● Set problem
Pick out the lines containing "have".

● Excerpted data
┏━━

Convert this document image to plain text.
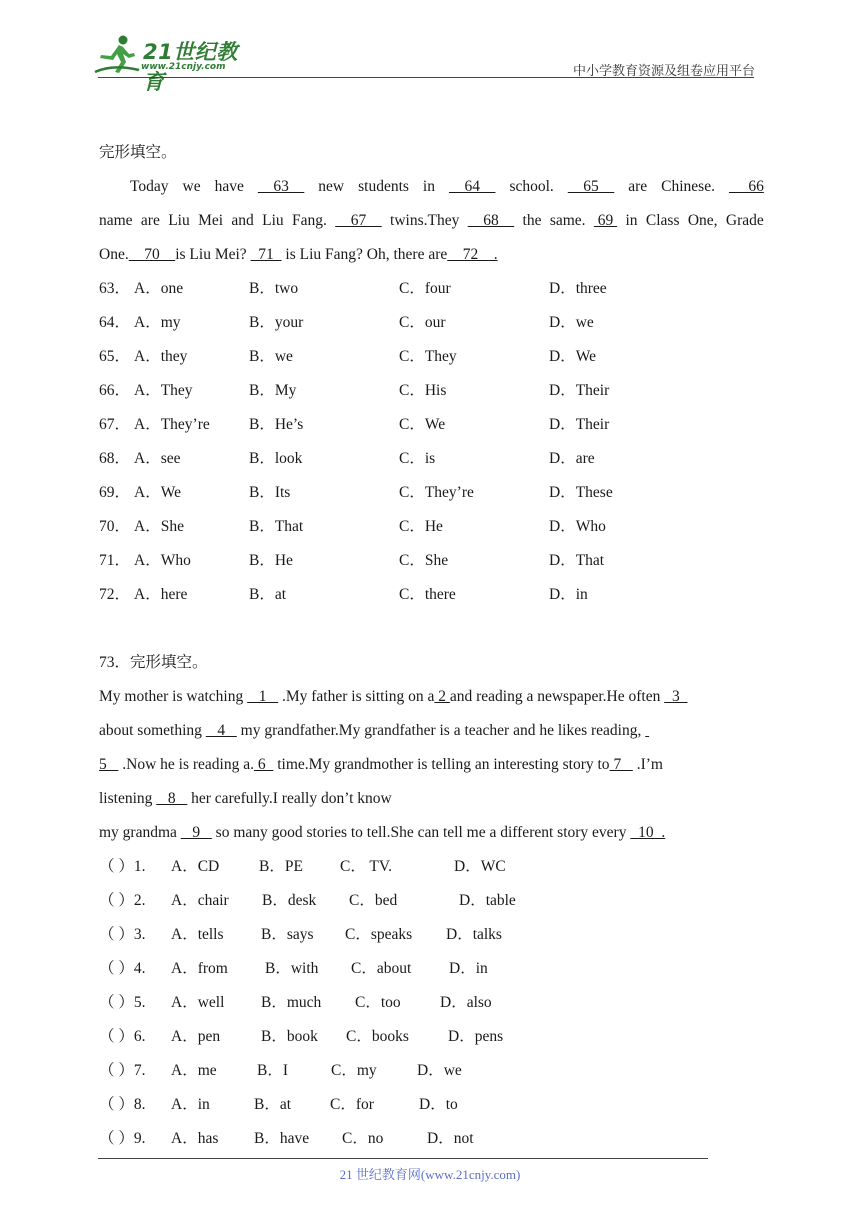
21世纪教育
www.21cnjy.com	中小学教育资源及组卷应用平台
完形填空。
Today we have 63 new students in 64 school. 65 are Chinese. 66
name are Liu Mei and Liu Fang. 67 twins.They 68 the same. 69 in Class One, Grade
One.    70    is Liu Mei?   71   is Liu Fang? Oh, there are    72    .
63． A．one	B．two	C．four	D．three
64． A．my	B．your	C．our	D．we
65． A．they	B．we	C．They	D．We
66． A．They	B．My	C．His	D．Their
67． A．They’re	B．He’s	C．We	D．Their
68． A．see	B．look	C．is	D．are
69． A．We	B．Its	C．They’re	D．These
70． A．She	B．That	C．He	D．Who
71． A．Who	B．He	C．She	D．That
72． A．here	B．at	C．there	D．in
73．完形填空。
My mother is watching    1    .My father is sitting on a 2 and reading a newspaper.He often   3
about something    4    my grandfather.My grandfather is a teacher and he likes reading,
5    .Now he is reading a. 6   time.My grandmother is telling an interesting story to 7    .I’m
listening    8    her carefully.I really don’t know
my grandma    9    so many good stories to tell.She can tell me a different story every   10  .
（ ）1. A．CD	B．PE C． TV.	D．WC
（ ）2. A．chair B．desk C．bed	D．table
（ ）3. A．tells B．says C．speaks D．talks
（ ）4. A．from B．with C．about D．in
（ ）5. A．well B．much C．too	D．also
（ ）6. A．pen	B．book C．books	D．pens
（ ）7. A．me	B．I	C．my	D．we
（ ）8. A．in	B．at	C．for	D．to
（ ）9. A．has B．have C．no	D．not
21 世纪教育网(www.21cnjy.com)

┗━━

● Written reply
Today we have 63 new students in 64 school. 65 are Chinese. 66
（ ）9. A．has B．have C．no	D．not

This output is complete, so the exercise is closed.